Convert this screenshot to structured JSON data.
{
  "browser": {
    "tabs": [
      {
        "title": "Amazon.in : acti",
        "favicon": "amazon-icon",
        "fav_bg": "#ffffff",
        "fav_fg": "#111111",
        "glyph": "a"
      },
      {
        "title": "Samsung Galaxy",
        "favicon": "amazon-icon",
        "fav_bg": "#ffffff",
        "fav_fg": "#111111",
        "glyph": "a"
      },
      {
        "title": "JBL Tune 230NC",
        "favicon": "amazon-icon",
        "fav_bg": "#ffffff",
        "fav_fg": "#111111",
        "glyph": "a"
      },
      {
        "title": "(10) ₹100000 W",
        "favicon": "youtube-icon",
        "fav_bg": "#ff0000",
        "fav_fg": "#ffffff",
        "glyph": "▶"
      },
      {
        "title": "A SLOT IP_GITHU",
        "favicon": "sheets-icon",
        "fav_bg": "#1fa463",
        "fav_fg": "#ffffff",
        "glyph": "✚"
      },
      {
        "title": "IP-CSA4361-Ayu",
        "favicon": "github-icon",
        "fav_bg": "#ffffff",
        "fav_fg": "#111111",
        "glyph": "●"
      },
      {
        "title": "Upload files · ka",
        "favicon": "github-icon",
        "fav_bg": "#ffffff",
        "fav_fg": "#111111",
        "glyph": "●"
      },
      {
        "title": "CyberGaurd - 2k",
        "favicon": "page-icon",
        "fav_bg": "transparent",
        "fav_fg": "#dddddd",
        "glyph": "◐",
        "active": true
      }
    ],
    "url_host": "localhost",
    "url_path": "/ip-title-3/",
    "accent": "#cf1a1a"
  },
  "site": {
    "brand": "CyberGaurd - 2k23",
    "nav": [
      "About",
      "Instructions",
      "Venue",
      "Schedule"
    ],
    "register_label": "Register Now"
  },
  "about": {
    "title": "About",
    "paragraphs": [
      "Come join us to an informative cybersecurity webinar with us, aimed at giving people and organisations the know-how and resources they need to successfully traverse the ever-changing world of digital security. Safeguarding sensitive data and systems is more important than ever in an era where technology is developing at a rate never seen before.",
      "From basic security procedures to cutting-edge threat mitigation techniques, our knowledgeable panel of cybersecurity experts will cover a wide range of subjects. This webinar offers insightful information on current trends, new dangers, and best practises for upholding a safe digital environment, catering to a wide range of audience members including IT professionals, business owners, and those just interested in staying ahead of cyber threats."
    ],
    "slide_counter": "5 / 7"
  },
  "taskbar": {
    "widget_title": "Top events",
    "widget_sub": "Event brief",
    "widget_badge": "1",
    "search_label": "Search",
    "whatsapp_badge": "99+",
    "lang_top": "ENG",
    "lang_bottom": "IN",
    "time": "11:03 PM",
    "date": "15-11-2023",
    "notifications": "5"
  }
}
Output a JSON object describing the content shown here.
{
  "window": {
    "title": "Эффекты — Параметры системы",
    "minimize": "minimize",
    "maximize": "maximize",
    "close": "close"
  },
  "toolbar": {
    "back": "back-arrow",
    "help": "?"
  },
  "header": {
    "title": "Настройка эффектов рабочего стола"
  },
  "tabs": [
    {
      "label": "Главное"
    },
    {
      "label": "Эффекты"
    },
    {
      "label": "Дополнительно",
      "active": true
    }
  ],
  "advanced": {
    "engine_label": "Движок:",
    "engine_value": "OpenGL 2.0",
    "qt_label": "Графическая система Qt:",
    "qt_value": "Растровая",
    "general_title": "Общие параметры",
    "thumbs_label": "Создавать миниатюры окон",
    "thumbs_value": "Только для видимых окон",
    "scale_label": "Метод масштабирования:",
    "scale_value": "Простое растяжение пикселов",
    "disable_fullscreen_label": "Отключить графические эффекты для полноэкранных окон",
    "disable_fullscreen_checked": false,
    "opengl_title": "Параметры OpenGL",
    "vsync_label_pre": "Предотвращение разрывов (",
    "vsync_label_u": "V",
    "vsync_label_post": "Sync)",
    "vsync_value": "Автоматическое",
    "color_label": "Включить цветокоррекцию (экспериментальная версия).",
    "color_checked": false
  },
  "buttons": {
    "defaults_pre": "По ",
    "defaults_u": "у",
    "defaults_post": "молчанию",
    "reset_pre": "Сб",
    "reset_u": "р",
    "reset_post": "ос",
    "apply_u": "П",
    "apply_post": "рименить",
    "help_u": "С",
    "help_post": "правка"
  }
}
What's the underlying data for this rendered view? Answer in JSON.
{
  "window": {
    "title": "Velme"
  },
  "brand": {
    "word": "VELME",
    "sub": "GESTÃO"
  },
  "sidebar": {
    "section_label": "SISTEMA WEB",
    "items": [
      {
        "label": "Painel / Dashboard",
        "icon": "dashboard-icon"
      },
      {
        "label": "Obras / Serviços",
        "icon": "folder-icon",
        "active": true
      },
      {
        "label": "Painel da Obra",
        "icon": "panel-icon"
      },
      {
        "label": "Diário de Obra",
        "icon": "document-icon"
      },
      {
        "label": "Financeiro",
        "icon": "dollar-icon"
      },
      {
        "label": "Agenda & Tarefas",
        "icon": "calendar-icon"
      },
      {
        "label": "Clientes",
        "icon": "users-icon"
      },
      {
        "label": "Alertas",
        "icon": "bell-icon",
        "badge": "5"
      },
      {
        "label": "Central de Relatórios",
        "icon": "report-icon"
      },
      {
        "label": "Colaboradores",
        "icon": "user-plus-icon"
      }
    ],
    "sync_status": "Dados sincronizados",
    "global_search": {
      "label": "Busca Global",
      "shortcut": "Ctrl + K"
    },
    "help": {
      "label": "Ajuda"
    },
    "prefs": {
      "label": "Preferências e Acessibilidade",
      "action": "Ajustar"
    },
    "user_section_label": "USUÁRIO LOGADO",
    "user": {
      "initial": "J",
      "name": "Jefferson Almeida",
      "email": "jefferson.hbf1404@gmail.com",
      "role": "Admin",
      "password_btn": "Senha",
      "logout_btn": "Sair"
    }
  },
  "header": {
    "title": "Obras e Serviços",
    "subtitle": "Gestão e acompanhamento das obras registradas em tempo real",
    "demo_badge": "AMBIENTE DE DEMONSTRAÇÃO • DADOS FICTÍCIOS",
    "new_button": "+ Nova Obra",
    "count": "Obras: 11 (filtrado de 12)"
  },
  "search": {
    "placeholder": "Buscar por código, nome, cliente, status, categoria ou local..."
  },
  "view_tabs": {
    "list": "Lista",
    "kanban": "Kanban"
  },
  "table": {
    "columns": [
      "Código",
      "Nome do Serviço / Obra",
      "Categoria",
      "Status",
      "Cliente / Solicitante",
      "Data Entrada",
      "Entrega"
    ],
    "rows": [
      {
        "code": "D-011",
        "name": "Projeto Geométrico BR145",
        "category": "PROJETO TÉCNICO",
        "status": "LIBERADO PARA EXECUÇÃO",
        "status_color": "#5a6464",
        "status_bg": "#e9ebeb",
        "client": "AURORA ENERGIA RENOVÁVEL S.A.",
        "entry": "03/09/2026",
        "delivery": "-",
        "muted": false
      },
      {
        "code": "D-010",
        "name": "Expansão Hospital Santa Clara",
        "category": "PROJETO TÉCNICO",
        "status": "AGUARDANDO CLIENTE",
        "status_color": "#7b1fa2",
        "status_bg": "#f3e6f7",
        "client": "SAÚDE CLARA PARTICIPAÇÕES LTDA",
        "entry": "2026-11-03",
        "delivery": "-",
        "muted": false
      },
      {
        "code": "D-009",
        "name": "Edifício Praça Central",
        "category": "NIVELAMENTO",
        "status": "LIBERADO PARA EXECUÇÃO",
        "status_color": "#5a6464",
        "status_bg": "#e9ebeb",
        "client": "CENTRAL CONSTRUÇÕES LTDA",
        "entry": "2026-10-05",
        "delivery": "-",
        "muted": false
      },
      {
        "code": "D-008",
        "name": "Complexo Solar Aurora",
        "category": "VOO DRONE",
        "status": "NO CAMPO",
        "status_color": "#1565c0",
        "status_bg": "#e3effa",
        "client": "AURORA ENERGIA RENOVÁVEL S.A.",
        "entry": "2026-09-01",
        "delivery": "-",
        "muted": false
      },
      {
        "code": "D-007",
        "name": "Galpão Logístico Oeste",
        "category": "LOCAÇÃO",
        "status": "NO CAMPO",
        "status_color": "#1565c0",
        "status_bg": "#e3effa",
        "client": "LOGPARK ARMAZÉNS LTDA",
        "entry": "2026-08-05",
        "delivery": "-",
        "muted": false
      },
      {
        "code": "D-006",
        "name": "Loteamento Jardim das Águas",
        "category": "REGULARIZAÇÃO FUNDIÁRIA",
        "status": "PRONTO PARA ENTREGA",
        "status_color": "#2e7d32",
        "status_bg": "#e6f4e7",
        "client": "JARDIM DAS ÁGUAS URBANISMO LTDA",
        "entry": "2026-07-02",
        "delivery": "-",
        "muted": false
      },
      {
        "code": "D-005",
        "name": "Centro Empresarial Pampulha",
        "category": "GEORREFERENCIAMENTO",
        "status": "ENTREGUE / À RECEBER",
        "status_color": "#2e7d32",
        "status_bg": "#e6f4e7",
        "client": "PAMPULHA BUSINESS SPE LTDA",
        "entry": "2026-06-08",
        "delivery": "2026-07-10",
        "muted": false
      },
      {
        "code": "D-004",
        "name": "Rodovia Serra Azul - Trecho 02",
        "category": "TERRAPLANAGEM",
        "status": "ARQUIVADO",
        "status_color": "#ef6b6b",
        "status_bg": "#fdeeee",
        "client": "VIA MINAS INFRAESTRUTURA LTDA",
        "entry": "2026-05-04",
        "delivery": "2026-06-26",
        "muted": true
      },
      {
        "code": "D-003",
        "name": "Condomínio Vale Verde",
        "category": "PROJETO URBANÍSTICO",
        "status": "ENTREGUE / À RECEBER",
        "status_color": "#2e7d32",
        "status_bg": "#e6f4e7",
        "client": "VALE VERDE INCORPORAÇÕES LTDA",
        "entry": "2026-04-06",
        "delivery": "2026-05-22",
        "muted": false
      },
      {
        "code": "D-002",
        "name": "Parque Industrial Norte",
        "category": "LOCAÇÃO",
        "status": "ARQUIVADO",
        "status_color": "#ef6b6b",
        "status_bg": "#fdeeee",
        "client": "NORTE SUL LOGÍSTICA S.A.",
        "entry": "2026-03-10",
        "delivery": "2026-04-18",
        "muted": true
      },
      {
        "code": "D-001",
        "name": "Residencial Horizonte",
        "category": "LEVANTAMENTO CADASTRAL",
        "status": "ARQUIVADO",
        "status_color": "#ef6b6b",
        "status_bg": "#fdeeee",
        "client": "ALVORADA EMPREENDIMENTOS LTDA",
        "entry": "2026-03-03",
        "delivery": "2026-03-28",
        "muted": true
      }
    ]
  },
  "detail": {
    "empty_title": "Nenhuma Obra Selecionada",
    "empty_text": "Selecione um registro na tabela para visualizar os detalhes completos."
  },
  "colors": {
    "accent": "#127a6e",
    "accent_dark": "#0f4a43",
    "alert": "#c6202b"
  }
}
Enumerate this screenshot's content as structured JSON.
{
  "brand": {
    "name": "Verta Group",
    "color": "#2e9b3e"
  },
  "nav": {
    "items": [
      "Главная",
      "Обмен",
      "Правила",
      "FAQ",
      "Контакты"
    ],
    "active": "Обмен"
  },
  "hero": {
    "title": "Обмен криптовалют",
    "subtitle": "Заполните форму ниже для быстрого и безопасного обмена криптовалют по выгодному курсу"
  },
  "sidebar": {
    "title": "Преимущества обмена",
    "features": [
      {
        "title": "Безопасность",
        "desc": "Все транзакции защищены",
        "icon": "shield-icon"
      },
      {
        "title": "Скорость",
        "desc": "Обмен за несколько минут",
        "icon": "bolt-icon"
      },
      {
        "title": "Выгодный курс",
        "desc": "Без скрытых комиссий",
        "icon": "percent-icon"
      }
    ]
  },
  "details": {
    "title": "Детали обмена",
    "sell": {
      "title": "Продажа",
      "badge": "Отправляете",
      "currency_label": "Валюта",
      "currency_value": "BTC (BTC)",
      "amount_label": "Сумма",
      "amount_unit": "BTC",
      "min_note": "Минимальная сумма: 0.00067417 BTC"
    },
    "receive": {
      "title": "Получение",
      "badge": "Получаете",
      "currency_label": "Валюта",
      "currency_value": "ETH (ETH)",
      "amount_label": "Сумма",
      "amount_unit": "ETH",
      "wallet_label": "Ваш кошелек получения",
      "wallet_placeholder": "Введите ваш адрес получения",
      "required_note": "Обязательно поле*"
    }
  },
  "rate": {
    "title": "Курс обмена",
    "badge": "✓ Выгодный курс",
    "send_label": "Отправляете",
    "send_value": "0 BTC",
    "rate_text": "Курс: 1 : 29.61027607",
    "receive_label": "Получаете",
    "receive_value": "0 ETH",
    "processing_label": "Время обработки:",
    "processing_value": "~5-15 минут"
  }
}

+++

• [TASK STATEMENT]: Copy each line of the entries that includes the word "panel".

• [RESULT FOR THIS TASK]:
      "From basic security procedures to cutting-edge threat mitigation techniques, our knowledgeable panel of cybersecurity experts will cover a wide range of subjects. This webinar offers insightful information on current trends, new dangers, and best practises for upholding a safe digital environment, catering to a wide range of audience members including IT professionals, business owners, and those just interested in staying ahead of cyber threats."
        "icon": "panel-icon"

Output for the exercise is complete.